» **AIM**: Continue the question presented in the Hernandez v. Mesa cert grant, starting after its last sentence.

» **PAGE EXCERPT**:
━━━━━━━━━━
SCOTUS granted cert. 15-118 Hernandez v. Mesa

This case has to do with the US Governments use of deadly force at the Mexican-American border. See below.

15-118 HERNANDEZ V. MESA

DECISION BELOW: 785 F.3d 117

LOWER COURT CASE NUMBER: 12-50217

QUESTION PRESENTED:

In Boumediene v. Bush, this Court held that the Constitution's extraterritorial application

"turn[s] on objective factors and practical concerns," not a "formal sovereignty-based test."

553 U.S. 723, 764 (2008). That holding is consistent with Justice Kennedy's concurrence two

decades earlier in United States v. Verdugo-Urquidez, 494 U.S. 259 (1990), rejecting four

Justices' formalist approach to extraterritorial application of the Fourth Amendment's warrant

requirement.
━━━━━━━━━━
» **DATASET CONTENT**:
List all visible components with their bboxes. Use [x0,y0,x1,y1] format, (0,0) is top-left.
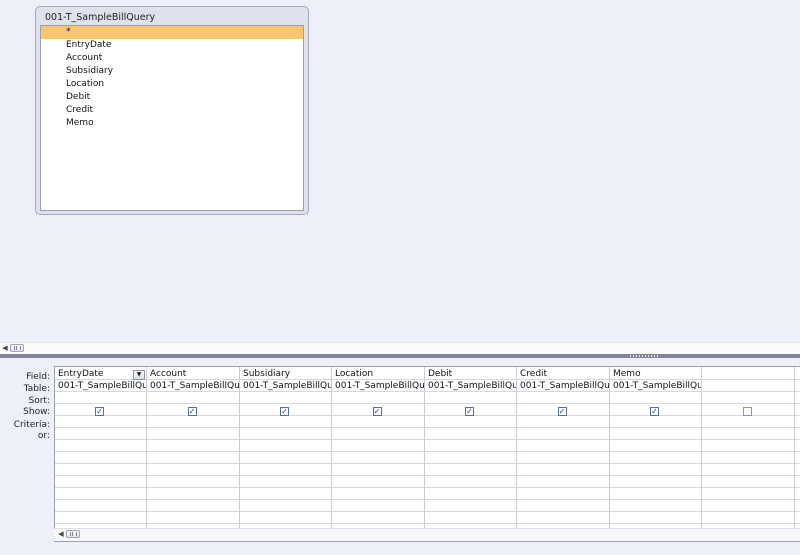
━━━━━━━━━━
» **TASK RESULT**:
The questions presented are:

1. Does a formalist or functionalist analysis govern the extraterritorial application of the

Fourth Amendment's prohibition on unjustified deadly force, as applied to a cross-border

shooting of an unarmed Mexican citizen in an enclosed area controlled by the United States?

2. May qualified immunity be granted or denied based on facts-such as the victim's legal

status

IN ADDITION TO THE QUESTIONS PRESENTED BY THE PETITION, THE PARTIES ARE

DIRECTED TO BRIEF AND ARGUE THE FOLLOWING QUESTION: “WHETHER THE CLAIM

IN THIS CASE MAY BE ASSERTED UNDER

BIVENS v. SIX UNKNOWN FED. NARCOTICS

AGENTS, 403 U.S. 388 (1971).”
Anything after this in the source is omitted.